JOB:
Quote all lines below exactly. Images stay out.
┄┄┄┄┄┄
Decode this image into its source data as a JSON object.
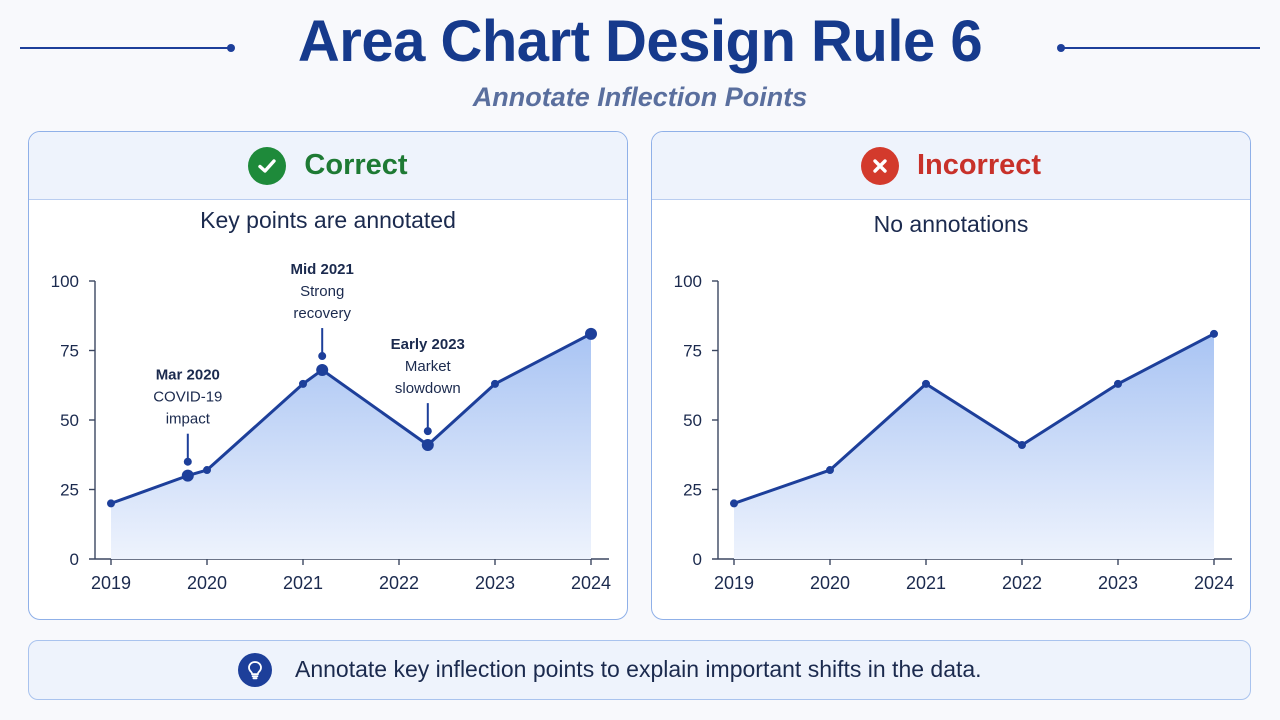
{
  "header": {
    "title": "Area Chart Design Rule 6",
    "subtitle": "Annotate Inflection Points"
  },
  "panels": {
    "correct": {
      "label": "Correct",
      "caption": "Key points are annotated",
      "icon": "check-icon",
      "color": "#1e8a3a"
    },
    "incorrect": {
      "label": "Incorrect",
      "caption": "No annotations",
      "icon": "close-icon",
      "color": "#d33a2c"
    }
  },
  "tip": {
    "icon": "lightbulb-icon",
    "text": "Annotate key inflection points to explain important shifts in the data."
  },
  "colors": {
    "line": "#1d3f9a",
    "area_top": "#a9c4f3",
    "area_bottom": "#eef3fd",
    "axis": "#3b4660"
  },
  "chart_data": [
    {
      "type": "area",
      "panel": "correct",
      "x_ticks": [
        2019,
        2020,
        2021,
        2022,
        2023,
        2024
      ],
      "y_ticks": [
        0,
        25,
        50,
        75,
        100
      ],
      "ylim": [
        0,
        100
      ],
      "xlim": [
        2019,
        2024
      ],
      "x": [
        2019.0,
        2019.8,
        2020.0,
        2021.0,
        2021.2,
        2022.3,
        2023.0,
        2024.0
      ],
      "y": [
        20,
        30,
        32,
        63,
        68,
        41,
        63,
        81
      ],
      "highlight_points": [
        {
          "x": 2019.8,
          "y": 30
        },
        {
          "x": 2021.2,
          "y": 68
        },
        {
          "x": 2022.3,
          "y": 41
        },
        {
          "x": 2024.0,
          "y": 81
        }
      ],
      "annotations": [
        {
          "title": "Mar 2020",
          "lines": [
            "COVID-19",
            "impact"
          ],
          "x": 2019.8,
          "y": 30,
          "pointer_to": 35
        },
        {
          "title": "Mid 2021",
          "lines": [
            "Strong",
            "recovery"
          ],
          "x": 2021.2,
          "y": 68,
          "pointer_to": 73
        },
        {
          "title": "Early 2023",
          "lines": [
            "Market",
            "slowdown"
          ],
          "x": 2022.3,
          "y": 41,
          "pointer_to": 46
        }
      ]
    },
    {
      "type": "area",
      "panel": "incorrect",
      "x_ticks": [
        2019,
        2020,
        2021,
        2022,
        2023,
        2024
      ],
      "y_ticks": [
        0,
        25,
        50,
        75,
        100
      ],
      "ylim": [
        0,
        100
      ],
      "xlim": [
        2019,
        2024
      ],
      "x": [
        2019,
        2020,
        2021,
        2022,
        2023,
        2024
      ],
      "y": [
        20,
        32,
        63,
        41,
        63,
        81
      ],
      "highlight_points": [],
      "annotations": []
    }
  ]
}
┄┄┄┄┄┄
RESPONSE FOR THIS EXERCISE:
Decode this image into its source data as a JSON object.
{
  "header": {
    "title": "Area Chart Design Rule 6",
    "subtitle": "Annotate Inflection Points"
  },
  "panels": {
    "correct": {
      "label": "Correct",
      "caption": "Key points are annotated",
      "icon": "check-icon",
      "color": "#1e8a3a"
    },
    "incorrect": {
      "label": "Incorrect",
      "caption": "No annotations",
      "icon": "close-icon",
      "color": "#d33a2c"
    }
  },
  "tip": {
    "icon": "lightbulb-icon",
    "text": "Annotate key inflection points to explain important shifts in the data."
  },
  "colors": {
    "line": "#1d3f9a",
    "area_top": "#a9c4f3",
    "area_bottom": "#eef3fd",
    "axis": "#3b4660"
  },
  "chart_data": [
    {
      "type": "area",
      "panel": "correct",
      "x_ticks": [
        2019,
        2020,
        2021,
        2022,
        2023,
        2024
      ],
      "y_ticks": [
        0,
        25,
        50,
        75,
        100
      ],
      "ylim": [
        0,
        100
      ],
      "xlim": [
        2019,
        2024
      ],
      "x": [
        2019.0,
        2019.8,
        2020.0,
        2021.0,
        2021.2,
        2022.3,
        2023.0,
        2024.0
      ],
      "y": [
        20,
        30,
        32,
        63,
        68,
        41,
        63,
        81
      ],
      "highlight_points": [
        {
          "x": 2019.8,
          "y": 30
        },
        {
          "x": 2021.2,
          "y": 68
        },
        {
          "x": 2022.3,
          "y": 41
        },
        {
          "x": 2024.0,
          "y": 81
        }
      ],
      "annotations": [
        {
          "title": "Mar 2020",
          "lines": [
            "COVID-19",
            "impact"
          ],
          "x": 2019.8,
          "y": 30,
          "pointer_to": 35
        },
        {
          "title": "Mid 2021",
          "lines": [
            "Strong",
            "recovery"
          ],
          "x": 2021.2,
          "y": 68,
          "pointer_to": 73
        },
        {
          "title": "Early 2023",
          "lines": [
            "Market",
            "slowdown"
          ],
          "x": 2022.3,
          "y": 41,
          "pointer_to": 46
        }
      ]
    },
    {
      "type": "area",
      "panel": "incorrect",
      "x_ticks": [
        2019,
        2020,
        2021,
        2022,
        2023,
        2024
      ],
      "y_ticks": [
        0,
        25,
        50,
        75,
        100
      ],
      "ylim": [
        0,
        100
      ],
      "xlim": [
        2019,
        2024
      ],
      "x": [
        2019,
        2020,
        2021,
        2022,
        2023,
        2024
      ],
      "y": [
        20,
        32,
        63,
        41,
        63,
        81
      ],
      "highlight_points": [],
      "annotations": []
    }
  ]
}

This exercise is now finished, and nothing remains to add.